_What you are asked to do_: Each line that holds the word "content" counts once; report how many lines do so and nothing else.

[Some records]
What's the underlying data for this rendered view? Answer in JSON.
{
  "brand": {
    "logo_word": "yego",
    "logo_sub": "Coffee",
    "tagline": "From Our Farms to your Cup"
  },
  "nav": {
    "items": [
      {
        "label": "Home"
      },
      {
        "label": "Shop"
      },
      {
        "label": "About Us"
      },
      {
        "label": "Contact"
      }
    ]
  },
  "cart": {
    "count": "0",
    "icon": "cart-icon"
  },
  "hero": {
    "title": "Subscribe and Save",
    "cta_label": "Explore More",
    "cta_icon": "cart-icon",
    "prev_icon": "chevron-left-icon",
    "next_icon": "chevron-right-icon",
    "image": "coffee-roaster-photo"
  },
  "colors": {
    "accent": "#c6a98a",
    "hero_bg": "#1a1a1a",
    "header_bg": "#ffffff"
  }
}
* * *
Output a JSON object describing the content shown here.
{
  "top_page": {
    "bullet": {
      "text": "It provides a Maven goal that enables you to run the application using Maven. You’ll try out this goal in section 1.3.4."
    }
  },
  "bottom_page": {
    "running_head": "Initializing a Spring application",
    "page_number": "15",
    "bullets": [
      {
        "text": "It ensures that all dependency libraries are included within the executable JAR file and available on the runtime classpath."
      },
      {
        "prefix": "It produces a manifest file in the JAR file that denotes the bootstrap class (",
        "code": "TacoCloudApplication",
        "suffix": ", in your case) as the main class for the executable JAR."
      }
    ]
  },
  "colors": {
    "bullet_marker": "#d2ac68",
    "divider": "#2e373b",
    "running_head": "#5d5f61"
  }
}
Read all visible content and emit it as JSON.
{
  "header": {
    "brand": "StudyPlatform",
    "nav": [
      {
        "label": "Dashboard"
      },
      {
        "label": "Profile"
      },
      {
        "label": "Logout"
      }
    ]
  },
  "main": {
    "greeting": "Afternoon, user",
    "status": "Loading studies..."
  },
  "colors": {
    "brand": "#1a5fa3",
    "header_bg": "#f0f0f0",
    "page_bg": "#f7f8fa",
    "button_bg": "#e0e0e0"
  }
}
---
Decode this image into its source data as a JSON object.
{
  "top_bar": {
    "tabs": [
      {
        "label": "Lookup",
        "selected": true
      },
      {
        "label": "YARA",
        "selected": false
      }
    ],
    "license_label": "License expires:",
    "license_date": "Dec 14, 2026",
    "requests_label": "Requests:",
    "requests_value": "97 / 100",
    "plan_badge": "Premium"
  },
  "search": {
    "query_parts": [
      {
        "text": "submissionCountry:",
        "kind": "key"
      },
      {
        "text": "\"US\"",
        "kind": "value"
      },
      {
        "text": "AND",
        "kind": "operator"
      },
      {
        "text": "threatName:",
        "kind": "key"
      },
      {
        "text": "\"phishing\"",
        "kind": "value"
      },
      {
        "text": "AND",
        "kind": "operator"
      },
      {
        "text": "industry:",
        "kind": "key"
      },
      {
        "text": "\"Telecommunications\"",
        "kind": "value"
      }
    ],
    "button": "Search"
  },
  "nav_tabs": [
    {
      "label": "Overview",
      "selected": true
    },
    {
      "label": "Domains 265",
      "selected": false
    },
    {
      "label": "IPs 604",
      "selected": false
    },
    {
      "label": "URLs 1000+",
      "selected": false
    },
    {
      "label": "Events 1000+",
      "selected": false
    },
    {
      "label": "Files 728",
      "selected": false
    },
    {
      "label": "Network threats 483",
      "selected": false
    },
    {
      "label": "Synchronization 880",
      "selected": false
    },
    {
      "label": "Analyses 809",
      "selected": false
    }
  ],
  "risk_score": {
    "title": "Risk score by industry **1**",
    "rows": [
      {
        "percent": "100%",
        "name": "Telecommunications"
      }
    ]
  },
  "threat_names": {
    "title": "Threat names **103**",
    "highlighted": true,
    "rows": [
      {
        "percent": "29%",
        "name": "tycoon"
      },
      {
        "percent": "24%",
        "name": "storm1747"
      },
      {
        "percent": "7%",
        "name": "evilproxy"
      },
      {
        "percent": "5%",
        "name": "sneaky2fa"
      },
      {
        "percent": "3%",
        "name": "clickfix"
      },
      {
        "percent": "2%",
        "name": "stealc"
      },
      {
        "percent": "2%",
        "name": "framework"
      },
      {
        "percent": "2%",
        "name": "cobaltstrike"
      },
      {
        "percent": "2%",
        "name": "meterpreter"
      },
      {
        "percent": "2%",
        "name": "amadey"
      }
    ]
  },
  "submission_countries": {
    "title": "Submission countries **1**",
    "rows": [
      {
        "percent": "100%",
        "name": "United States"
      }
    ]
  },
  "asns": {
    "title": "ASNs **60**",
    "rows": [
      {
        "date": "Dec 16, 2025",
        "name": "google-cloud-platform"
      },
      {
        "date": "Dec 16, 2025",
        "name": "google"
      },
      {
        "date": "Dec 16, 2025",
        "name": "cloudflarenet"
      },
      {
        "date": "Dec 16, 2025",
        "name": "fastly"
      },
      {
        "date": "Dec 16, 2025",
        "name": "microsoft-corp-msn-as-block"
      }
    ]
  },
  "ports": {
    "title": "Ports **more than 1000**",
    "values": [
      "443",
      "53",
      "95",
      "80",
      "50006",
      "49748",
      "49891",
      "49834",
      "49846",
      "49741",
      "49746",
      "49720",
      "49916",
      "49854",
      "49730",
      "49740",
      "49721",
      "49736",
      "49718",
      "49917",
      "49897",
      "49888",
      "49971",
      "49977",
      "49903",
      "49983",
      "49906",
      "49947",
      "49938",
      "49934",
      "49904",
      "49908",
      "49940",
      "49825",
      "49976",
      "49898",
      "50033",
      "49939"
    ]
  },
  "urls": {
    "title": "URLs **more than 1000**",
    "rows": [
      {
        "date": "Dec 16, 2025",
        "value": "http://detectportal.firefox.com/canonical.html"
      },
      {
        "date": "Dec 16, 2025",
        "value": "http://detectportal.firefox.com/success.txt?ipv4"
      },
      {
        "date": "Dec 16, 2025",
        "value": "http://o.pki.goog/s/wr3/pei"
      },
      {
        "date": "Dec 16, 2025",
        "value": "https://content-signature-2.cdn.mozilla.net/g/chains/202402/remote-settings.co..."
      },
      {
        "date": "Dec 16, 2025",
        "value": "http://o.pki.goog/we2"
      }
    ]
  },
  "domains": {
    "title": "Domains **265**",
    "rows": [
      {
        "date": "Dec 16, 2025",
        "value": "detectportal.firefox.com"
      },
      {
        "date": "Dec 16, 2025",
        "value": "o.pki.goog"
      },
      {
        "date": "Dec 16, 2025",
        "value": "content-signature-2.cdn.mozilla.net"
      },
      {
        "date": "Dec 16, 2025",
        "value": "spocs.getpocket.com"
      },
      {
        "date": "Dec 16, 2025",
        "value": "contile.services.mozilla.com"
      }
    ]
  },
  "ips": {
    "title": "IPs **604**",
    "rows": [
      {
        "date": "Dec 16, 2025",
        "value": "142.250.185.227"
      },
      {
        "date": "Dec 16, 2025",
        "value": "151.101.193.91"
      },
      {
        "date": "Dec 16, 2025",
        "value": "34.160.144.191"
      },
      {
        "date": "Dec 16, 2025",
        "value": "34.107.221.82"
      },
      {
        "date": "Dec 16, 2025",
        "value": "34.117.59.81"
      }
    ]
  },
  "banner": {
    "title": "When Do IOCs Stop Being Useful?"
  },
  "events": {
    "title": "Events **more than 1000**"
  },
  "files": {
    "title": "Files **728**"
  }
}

_Written response_: 4